» What to work on
Write out the complete material exactly as it stands.

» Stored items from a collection
-*-*-
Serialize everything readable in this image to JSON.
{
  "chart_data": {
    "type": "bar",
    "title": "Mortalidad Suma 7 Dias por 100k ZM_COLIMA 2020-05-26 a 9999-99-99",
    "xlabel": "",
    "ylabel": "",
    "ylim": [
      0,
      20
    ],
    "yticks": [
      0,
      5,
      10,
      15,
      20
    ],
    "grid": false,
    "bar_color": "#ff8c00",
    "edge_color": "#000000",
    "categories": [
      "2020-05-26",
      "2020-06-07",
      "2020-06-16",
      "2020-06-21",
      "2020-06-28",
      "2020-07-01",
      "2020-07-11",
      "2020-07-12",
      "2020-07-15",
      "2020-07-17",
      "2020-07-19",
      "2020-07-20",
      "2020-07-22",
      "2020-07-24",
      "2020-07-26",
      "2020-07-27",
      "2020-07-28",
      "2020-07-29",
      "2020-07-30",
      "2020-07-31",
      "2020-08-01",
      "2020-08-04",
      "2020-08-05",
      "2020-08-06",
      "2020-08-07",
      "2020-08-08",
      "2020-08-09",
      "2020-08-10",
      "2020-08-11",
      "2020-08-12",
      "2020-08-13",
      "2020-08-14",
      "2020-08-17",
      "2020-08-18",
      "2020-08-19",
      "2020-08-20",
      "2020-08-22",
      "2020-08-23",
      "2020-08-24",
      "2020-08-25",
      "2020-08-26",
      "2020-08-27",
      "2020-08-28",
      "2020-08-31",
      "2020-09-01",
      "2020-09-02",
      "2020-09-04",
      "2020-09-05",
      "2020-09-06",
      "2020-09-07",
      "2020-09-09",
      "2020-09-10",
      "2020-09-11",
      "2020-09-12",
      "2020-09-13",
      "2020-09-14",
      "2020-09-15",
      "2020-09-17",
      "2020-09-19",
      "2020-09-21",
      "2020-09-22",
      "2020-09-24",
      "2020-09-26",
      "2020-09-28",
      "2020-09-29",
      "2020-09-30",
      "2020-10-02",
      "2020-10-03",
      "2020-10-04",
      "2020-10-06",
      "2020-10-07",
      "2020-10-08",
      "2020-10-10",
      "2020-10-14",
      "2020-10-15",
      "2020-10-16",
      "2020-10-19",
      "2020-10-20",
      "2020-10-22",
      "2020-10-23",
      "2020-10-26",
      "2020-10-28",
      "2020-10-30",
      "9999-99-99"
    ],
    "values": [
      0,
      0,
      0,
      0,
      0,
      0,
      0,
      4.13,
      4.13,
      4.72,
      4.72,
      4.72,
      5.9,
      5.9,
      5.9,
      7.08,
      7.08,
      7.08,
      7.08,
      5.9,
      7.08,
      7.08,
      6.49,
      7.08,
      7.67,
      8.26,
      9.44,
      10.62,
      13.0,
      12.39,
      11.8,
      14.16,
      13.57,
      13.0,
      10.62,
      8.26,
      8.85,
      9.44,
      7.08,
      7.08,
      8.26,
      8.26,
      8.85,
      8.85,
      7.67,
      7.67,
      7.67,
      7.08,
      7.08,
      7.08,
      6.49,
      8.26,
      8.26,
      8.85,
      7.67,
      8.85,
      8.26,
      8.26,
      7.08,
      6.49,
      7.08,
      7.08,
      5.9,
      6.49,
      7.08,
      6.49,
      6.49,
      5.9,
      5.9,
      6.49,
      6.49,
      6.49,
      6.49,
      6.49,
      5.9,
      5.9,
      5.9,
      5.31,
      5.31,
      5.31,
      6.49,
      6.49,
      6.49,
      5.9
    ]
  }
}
-*-*-
» Result of the task
Serialize everything readable in this image to JSON.
{
  "chart_data": {
    "type": "bar",
    "title": "Mortalidad Suma 7 Dias por 100k ZM_COLIMA 2020-05-26 a 9999-99-99",
    "xlabel": "",
    "ylabel": "",
    "ylim": [
      0,
      20
    ],
    "yticks": [
      0,
      5,
      10,
      15,
      20
    ],
    "grid": false,
    "bar_color": "#ff8c00",
    "edge_color": "#000000",
    "categories": [
      "2020-05-26",
      "2020-06-07",
      "2020-06-16",
      "2020-06-21",
      "2020-06-28",
      "2020-07-01",
      "2020-07-11",
      "2020-07-12",
      "2020-07-15",
      "2020-07-17",
      "2020-07-19",
      "2020-07-20",
      "2020-07-22",
      "2020-07-24",
      "2020-07-26",
      "2020-07-27",
      "2020-07-28",
      "2020-07-29",
      "2020-07-30",
      "2020-07-31",
      "2020-08-01",
      "2020-08-04",
      "2020-08-05",
      "2020-08-06",
      "2020-08-07",
      "2020-08-08",
      "2020-08-09",
      "2020-08-10",
      "2020-08-11",
      "2020-08-12",
      "2020-08-13",
      "2020-08-14",
      "2020-08-17",
      "2020-08-18",
      "2020-08-19",
      "2020-08-20",
      "2020-08-22",
      "2020-08-23",
      "2020-08-24",
      "2020-08-25",
      "2020-08-26",
      "2020-08-27",
      "2020-08-28",
      "2020-08-31",
      "2020-09-01",
      "2020-09-02",
      "2020-09-04",
      "2020-09-05",
      "2020-09-06",
      "2020-09-07",
      "2020-09-09",
      "2020-09-10",
      "2020-09-11",
      "2020-09-12",
      "2020-09-13",
      "2020-09-14",
      "2020-09-15",
      "2020-09-17",
      "2020-09-19",
      "2020-09-21",
      "2020-09-22",
      "2020-09-24",
      "2020-09-26",
      "2020-09-28",
      "2020-09-29",
      "2020-09-30",
      "2020-10-02",
      "2020-10-03",
      "2020-10-04",
      "2020-10-06",
      "2020-10-07",
      "2020-10-08",
      "2020-10-10",
      "2020-10-14",
      "2020-10-15",
      "2020-10-16",
      "2020-10-19",
      "2020-10-20",
      "2020-10-22",
      "2020-10-23",
      "2020-10-26",
      "2020-10-28",
      "2020-10-30",
      "9999-99-99"
    ],
    "values": [
      0,
      0,
      0,
      0,
      0,
      0,
      0,
      4.13,
      4.13,
      4.72,
      4.72,
      4.72,
      5.9,
      5.9,
      5.9,
      7.08,
      7.08,
      7.08,
      7.08,
      5.9,
      7.08,
      7.08,
      6.49,
      7.08,
      7.67,
      8.26,
      9.44,
      10.62,
      13.0,
      12.39,
      11.8,
      14.16,
      13.57,
      13.0,
      10.62,
      8.26,
      8.85,
      9.44,
      7.08,
      7.08,
      8.26,
      8.26,
      8.85,
      8.85,
      7.67,
      7.67,
      7.67,
      7.08,
      7.08,
      7.08,
      6.49,
      8.26,
      8.26,
      8.85,
      7.67,
      8.85,
      8.26,
      8.26,
      7.08,
      6.49,
      7.08,
      7.08,
      5.9,
      6.49,
      7.08,
      6.49,
      6.49,
      5.9,
      5.9,
      6.49,
      6.49,
      6.49,
      6.49,
      6.49,
      5.9,
      5.9,
      5.9,
      5.31,
      5.31,
      5.31,
      6.49,
      6.49,
      6.49,
      5.9
    ]
  }
}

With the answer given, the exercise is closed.